===== Data entries
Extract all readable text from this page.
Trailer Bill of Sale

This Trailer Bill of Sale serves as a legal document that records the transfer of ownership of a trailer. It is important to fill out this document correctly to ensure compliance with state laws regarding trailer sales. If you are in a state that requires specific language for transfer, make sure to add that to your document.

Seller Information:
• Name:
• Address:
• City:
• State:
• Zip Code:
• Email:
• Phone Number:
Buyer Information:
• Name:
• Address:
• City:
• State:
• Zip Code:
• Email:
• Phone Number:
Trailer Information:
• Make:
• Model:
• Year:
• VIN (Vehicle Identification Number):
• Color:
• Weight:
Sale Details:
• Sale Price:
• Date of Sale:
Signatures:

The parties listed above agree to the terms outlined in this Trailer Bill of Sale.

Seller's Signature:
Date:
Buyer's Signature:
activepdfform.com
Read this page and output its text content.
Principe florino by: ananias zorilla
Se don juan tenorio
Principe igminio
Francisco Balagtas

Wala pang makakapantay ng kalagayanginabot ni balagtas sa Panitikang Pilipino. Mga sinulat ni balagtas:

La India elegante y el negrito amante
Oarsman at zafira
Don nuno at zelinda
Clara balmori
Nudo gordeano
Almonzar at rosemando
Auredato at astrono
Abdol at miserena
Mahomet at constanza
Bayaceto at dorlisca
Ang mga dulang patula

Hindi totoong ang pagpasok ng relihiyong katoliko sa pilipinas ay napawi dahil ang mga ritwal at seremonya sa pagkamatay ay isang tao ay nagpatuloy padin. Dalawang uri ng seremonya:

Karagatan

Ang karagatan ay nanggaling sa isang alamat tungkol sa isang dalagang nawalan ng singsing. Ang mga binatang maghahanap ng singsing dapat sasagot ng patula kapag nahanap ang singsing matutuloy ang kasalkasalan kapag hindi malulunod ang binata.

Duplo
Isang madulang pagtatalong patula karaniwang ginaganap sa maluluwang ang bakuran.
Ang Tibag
==========
• _Short problem_:
Transcribe each entry exactly.

• _Exercise answer_:
Extract all readable text from this page.
Trailer Bill of Sale

This Trailer Bill of Sale serves as a legal document that records the transfer of ownership of a trailer. It is important to fill out this document correctly to ensure compliance with state laws regarding trailer sales. If you are in a state that requires specific language for transfer, make sure to add that to your document.

Seller Information:
• Name:
• Address:
• City:
• State:
• Zip Code:
• Email:
• Phone Number:
Buyer Information:
• Name:
• Address:
• City:
• State:
• Zip Code:
• Email:
• Phone Number:
Trailer Information:
• Make:
• Model:
• Year:
• VIN (Vehicle Identification Number):
• Color:
• Weight:
Sale Details:
• Sale Price:
• Date of Sale:
Signatures:

The parties listed above agree to the terms outlined in this Trailer Bill of Sale.

Seller's Signature:
Date:
Buyer's Signature:
activepdfform.com
Read this page and output its text content.
Principe florino by: ananias zorilla
Se don juan tenorio
Principe igminio
Francisco Balagtas

Wala pang makakapantay ng kalagayanginabot ni balagtas sa Panitikang Pilipino. Mga sinulat ni balagtas:

La India elegante y el negrito amante
Oarsman at zafira
Don nuno at zelinda
Clara balmori
Nudo gordeano
Almonzar at rosemando
Auredato at astrono
Abdol at miserena
Mahomet at constanza
Bayaceto at dorlisca
Ang mga dulang patula

Hindi totoong ang pagpasok ng relihiyong katoliko sa pilipinas ay napawi dahil ang mga ritwal at seremonya sa pagkamatay ay isang tao ay nagpatuloy padin. Dalawang uri ng seremonya:

Karagatan

Ang karagatan ay nanggaling sa isang alamat tungkol sa isang dalagang nawalan ng singsing. Ang mga binatang maghahanap ng singsing dapat sasagot ng patula kapag nahanap ang singsing matutuloy ang kasalkasalan kapag hindi malulunod ang binata.

Duplo
Isang madulang pagtatalong patula karaniwang ginaganap sa maluluwang ang bakuran.
Ang Tibag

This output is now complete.